**Exercise**
Render the following material again verbatim, leaving nothing out.
--- Records for this exercise ---
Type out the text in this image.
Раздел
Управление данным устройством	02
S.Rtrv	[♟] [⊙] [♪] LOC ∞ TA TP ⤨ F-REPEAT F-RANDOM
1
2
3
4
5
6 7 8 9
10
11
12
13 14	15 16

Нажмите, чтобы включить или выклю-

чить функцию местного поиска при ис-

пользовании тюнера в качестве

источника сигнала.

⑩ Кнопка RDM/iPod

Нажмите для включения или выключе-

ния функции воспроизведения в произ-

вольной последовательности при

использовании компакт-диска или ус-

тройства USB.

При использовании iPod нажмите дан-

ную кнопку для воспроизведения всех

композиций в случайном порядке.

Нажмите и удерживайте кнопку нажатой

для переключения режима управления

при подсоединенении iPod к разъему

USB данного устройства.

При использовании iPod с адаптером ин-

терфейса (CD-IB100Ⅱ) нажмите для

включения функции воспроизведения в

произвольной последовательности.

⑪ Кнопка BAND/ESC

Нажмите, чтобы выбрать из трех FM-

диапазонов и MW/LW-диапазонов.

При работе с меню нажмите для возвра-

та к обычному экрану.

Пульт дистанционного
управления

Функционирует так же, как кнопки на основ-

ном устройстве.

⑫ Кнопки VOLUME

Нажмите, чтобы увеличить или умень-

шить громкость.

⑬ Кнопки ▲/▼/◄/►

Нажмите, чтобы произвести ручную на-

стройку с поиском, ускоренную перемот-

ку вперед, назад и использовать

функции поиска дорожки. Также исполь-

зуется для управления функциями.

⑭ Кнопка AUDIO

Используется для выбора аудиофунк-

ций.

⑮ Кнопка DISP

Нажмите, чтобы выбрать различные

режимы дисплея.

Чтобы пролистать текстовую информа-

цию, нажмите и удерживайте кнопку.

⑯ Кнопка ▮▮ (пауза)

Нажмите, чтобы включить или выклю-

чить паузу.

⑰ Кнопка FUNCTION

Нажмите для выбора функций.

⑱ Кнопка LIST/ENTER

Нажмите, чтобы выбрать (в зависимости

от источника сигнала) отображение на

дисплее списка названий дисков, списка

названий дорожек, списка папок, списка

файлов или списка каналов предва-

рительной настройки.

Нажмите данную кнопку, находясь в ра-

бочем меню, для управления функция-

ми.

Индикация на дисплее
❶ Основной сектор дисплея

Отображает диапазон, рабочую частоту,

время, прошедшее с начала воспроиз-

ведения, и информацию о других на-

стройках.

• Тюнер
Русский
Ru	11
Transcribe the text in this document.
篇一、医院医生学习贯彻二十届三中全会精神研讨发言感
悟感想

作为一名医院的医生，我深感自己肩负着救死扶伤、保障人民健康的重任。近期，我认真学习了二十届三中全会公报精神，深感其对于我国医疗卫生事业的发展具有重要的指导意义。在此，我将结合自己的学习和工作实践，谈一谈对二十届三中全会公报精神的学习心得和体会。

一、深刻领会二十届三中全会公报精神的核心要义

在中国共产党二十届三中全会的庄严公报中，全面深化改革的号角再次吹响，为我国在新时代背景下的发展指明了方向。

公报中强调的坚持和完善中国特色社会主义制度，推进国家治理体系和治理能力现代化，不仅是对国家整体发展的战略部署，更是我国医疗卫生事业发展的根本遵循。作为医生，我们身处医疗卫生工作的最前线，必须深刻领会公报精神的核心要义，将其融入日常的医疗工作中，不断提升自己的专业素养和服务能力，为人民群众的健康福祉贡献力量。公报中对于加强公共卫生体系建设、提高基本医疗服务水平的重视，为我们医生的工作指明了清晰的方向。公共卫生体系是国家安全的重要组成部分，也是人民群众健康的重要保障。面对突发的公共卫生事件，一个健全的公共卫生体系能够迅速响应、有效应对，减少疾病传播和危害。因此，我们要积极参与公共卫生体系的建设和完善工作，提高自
---
**Task output**
Type out the text in this image.
Раздел
Управление данным устройством	02
S.Rtrv	[♟] [⊙] [♪] LOC ∞ TA TP ⤨ F-REPEAT F-RANDOM
1
2
3
4
5
6 7 8 9
10
11
12
13 14	15 16

Нажмите, чтобы включить или выклю-

чить функцию местного поиска при ис-

пользовании тюнера в качестве

источника сигнала.

⑩ Кнопка RDM/iPod

Нажмите для включения или выключе-

ния функции воспроизведения в произ-

вольной последовательности при

использовании компакт-диска или ус-

тройства USB.

При использовании iPod нажмите дан-

ную кнопку для воспроизведения всех

композиций в случайном порядке.

Нажмите и удерживайте кнопку нажатой

для переключения режима управления

при подсоединенении iPod к разъему

USB данного устройства.

При использовании iPod с адаптером ин-

терфейса (CD-IB100Ⅱ) нажмите для

включения функции воспроизведения в

произвольной последовательности.

⑪ Кнопка BAND/ESC

Нажмите, чтобы выбрать из трех FM-

диапазонов и MW/LW-диапазонов.

При работе с меню нажмите для возвра-

та к обычному экрану.

Пульт дистанционного
управления

Функционирует так же, как кнопки на основ-

ном устройстве.

⑫ Кнопки VOLUME

Нажмите, чтобы увеличить или умень-

шить громкость.

⑬ Кнопки ▲/▼/◄/►

Нажмите, чтобы произвести ручную на-

стройку с поиском, ускоренную перемот-

ку вперед, назад и использовать

функции поиска дорожки. Также исполь-

зуется для управления функциями.

⑭ Кнопка AUDIO

Используется для выбора аудиофунк-

ций.

⑮ Кнопка DISP

Нажмите, чтобы выбрать различные

режимы дисплея.

Чтобы пролистать текстовую информа-

цию, нажмите и удерживайте кнопку.

⑯ Кнопка ▮▮ (пауза)

Нажмите, чтобы включить или выклю-

чить паузу.

⑰ Кнопка FUNCTION

Нажмите для выбора функций.

⑱ Кнопка LIST/ENTER

Нажмите, чтобы выбрать (в зависимости

от источника сигнала) отображение на

дисплее списка названий дисков, списка

названий дорожек, списка папок, списка

файлов или списка каналов предва-

рительной настройки.

Нажмите данную кнопку, находясь в ра-

бочем меню, для управления функция-

ми.

Индикация на дисплее
❶ Основной сектор дисплея

Отображает диапазон, рабочую частоту,

время, прошедшее с начала воспроиз-

ведения, и информацию о других на-

стройках.

• Тюнер
Русский
Ru	11
Transcribe the text in this document.
篇一、医院医生学习贯彻二十届三中全会精神研讨发言感
悟感想

作为一名医院的医生，我深感自己肩负着救死扶伤、保障人民健康的重任。近期，我认真学习了二十届三中全会公报精神，深感其对于我国医疗卫生事业的发展具有重要的指导意义。在此，我将结合自己的学习和工作实践，谈一谈对二十届三中全会公报精神的学习心得和体会。

一、深刻领会二十届三中全会公报精神的核心要义

在中国共产党二十届三中全会的庄严公报中，全面深化改革的号角再次吹响，为我国在新时代背景下的发展指明了方向。

公报中强调的坚持和完善中国特色社会主义制度，推进国家治理体系和治理能力现代化，不仅是对国家整体发展的战略部署，更是我国医疗卫生事业发展的根本遵循。作为医生，我们身处医疗卫生工作的最前线，必须深刻领会公报精神的核心要义，将其融入日常的医疗工作中，不断提升自己的专业素养和服务能力，为人民群众的健康福祉贡献力量。公报中对于加强公共卫生体系建设、提高基本医疗服务水平的重视，为我们医生的工作指明了清晰的方向。公共卫生体系是国家安全的重要组成部分，也是人民群众健康的重要保障。面对突发的公共卫生事件，一个健全的公共卫生体系能够迅速响应、有效应对，减少疾病传播和危害。因此，我们要积极参与公共卫生体系的建设和完善工作，提高自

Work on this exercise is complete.